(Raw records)
----------
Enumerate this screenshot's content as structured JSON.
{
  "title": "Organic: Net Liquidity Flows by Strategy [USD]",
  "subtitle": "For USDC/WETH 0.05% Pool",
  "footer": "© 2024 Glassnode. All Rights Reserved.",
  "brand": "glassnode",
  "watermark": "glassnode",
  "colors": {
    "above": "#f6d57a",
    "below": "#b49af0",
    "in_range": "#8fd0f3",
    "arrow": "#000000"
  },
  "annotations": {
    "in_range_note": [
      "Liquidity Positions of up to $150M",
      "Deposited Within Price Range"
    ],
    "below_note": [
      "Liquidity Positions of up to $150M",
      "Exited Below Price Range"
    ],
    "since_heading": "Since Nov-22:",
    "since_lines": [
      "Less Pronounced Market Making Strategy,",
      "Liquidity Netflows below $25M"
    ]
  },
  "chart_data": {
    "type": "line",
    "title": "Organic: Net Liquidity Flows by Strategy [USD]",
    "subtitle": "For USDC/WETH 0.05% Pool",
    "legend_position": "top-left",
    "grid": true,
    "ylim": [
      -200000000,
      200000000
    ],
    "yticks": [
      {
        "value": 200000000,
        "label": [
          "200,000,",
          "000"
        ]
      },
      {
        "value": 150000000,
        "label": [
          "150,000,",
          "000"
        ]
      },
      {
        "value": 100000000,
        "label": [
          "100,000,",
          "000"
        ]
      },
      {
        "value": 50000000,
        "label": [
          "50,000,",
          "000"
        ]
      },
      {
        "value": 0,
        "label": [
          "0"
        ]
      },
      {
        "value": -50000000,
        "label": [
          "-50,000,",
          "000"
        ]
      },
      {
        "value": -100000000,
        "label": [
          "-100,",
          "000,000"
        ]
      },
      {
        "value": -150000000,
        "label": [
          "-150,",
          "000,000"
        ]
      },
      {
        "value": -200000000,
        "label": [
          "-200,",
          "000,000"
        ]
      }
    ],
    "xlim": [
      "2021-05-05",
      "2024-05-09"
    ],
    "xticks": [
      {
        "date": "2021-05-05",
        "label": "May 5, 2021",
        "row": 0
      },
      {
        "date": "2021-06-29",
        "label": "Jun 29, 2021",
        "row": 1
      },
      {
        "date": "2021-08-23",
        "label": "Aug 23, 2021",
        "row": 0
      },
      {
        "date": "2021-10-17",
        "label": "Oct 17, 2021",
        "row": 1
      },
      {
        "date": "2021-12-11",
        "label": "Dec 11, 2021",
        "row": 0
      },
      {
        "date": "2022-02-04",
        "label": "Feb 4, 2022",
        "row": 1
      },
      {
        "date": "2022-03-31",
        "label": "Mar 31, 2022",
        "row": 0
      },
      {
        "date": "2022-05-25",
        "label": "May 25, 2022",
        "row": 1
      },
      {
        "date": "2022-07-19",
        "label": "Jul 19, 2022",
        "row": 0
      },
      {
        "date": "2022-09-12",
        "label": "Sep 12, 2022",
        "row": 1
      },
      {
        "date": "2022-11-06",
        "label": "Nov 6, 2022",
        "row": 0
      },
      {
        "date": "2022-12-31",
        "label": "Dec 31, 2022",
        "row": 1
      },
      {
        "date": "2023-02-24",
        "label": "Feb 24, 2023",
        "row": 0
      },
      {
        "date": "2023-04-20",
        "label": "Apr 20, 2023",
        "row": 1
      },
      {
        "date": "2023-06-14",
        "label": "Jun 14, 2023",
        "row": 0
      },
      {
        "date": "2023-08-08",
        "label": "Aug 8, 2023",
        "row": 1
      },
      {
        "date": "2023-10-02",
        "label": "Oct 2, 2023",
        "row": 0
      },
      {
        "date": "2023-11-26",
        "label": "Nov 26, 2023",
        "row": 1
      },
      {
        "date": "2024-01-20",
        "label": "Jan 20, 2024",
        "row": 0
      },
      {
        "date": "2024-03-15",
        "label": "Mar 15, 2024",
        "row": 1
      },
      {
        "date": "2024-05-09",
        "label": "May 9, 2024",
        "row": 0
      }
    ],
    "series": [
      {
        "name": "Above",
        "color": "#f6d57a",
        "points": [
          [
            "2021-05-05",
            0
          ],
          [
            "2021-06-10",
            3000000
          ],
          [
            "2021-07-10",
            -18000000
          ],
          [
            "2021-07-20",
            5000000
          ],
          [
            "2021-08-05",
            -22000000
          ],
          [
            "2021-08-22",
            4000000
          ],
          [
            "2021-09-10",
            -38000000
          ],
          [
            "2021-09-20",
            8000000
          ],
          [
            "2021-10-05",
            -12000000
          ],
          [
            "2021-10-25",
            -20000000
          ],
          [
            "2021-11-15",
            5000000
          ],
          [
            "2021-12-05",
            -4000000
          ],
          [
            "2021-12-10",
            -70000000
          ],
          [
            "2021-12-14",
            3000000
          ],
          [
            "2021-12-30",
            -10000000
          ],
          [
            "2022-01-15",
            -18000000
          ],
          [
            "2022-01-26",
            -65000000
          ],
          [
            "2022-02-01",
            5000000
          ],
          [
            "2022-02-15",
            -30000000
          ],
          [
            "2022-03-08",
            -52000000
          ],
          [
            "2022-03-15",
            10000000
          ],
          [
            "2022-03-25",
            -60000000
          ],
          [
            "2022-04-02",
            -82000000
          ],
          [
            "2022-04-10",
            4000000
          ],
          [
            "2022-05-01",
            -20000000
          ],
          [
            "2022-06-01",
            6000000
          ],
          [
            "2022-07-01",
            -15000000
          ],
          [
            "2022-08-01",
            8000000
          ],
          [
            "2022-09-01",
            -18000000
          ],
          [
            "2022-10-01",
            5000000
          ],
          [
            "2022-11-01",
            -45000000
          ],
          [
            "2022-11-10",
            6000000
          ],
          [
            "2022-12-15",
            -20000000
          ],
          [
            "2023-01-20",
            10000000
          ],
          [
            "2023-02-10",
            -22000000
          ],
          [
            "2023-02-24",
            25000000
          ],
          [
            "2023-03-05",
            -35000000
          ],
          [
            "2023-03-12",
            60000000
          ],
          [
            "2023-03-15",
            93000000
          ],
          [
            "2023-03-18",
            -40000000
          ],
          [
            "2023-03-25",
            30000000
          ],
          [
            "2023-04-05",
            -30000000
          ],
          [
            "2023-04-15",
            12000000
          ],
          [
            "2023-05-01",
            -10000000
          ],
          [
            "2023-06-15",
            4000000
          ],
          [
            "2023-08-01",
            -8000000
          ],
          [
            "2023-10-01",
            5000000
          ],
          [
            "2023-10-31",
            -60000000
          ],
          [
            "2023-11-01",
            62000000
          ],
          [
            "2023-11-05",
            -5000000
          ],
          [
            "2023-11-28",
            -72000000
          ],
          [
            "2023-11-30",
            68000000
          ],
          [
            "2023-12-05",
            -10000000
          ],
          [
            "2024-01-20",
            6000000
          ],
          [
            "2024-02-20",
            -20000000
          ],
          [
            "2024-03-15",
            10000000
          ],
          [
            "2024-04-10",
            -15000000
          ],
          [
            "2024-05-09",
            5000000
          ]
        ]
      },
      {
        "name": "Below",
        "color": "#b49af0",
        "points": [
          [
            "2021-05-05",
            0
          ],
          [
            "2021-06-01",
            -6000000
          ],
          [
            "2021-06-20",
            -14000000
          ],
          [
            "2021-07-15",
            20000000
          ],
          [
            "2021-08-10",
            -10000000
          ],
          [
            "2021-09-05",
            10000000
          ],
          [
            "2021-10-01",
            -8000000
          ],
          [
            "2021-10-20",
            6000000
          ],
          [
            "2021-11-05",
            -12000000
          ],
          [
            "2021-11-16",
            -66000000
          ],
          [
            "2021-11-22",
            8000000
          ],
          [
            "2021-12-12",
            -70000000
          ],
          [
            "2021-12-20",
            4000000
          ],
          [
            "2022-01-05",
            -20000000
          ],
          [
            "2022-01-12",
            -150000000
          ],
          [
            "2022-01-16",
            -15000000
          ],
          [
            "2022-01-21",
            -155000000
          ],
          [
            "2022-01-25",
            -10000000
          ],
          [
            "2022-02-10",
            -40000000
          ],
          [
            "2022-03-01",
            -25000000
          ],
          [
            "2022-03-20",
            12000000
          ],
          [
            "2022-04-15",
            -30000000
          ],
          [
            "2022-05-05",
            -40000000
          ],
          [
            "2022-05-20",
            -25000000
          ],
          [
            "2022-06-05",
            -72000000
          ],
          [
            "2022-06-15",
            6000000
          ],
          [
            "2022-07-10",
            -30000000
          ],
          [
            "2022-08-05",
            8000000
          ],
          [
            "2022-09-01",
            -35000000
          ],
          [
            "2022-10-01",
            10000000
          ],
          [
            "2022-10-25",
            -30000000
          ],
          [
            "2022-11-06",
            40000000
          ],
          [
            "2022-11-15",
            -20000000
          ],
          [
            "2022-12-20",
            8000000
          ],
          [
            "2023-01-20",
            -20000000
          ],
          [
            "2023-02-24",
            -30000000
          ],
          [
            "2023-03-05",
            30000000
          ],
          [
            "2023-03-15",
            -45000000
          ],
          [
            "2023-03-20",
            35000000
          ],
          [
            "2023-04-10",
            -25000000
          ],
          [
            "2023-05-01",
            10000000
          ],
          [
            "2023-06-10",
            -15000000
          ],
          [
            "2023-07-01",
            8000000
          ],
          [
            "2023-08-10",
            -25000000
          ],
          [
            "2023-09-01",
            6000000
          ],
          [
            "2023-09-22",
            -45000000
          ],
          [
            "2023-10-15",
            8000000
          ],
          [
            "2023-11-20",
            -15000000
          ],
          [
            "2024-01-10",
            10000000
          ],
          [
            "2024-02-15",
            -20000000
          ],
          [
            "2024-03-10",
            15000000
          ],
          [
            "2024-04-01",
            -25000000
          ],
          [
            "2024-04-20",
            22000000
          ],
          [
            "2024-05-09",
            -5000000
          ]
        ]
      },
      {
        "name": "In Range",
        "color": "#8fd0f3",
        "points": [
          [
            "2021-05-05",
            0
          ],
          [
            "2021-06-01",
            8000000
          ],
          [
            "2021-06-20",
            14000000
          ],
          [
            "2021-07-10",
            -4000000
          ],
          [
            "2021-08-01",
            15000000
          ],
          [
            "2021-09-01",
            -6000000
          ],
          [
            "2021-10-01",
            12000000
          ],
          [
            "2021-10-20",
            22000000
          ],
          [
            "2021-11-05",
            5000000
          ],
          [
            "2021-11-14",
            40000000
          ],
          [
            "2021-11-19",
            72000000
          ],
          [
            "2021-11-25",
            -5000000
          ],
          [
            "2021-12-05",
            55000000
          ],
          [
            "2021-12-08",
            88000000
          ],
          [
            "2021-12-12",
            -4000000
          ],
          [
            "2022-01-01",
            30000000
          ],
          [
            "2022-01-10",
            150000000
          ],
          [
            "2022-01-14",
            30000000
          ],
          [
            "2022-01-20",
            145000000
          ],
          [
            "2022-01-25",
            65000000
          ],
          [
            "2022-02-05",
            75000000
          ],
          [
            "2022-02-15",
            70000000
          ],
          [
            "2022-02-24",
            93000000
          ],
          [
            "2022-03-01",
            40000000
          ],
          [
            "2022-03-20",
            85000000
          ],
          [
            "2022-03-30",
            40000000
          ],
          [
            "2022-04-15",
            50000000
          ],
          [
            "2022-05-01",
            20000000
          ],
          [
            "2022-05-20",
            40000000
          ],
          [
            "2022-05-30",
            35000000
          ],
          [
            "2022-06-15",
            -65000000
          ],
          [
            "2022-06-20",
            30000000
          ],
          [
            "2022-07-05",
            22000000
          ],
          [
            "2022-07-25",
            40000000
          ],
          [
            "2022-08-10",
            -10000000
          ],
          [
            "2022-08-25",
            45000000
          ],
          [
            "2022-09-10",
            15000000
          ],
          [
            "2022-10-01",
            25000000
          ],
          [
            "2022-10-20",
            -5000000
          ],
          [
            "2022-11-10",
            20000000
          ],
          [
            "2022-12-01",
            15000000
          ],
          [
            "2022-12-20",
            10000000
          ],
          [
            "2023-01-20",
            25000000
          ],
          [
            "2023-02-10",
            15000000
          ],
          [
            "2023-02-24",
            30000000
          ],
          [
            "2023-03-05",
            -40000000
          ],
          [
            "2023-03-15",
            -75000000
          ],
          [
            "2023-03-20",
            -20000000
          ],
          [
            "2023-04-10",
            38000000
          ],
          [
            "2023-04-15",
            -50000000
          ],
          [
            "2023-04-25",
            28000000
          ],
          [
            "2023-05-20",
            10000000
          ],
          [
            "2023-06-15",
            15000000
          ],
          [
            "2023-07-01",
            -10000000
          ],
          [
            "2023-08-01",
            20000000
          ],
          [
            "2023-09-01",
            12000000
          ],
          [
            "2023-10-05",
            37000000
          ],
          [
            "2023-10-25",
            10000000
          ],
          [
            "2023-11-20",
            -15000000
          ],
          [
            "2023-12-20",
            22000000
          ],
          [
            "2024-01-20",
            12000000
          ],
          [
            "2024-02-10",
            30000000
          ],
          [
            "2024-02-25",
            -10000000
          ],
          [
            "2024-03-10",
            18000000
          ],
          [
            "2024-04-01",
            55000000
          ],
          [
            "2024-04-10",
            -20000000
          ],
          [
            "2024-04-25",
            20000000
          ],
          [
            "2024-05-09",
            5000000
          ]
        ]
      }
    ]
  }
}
----------
Gather from the data above every line with the string "Pool".

  "subtitle": "For USDC/WETH 0.05% Pool",
    "subtitle": "For USDC/WETH 0.05% Pool",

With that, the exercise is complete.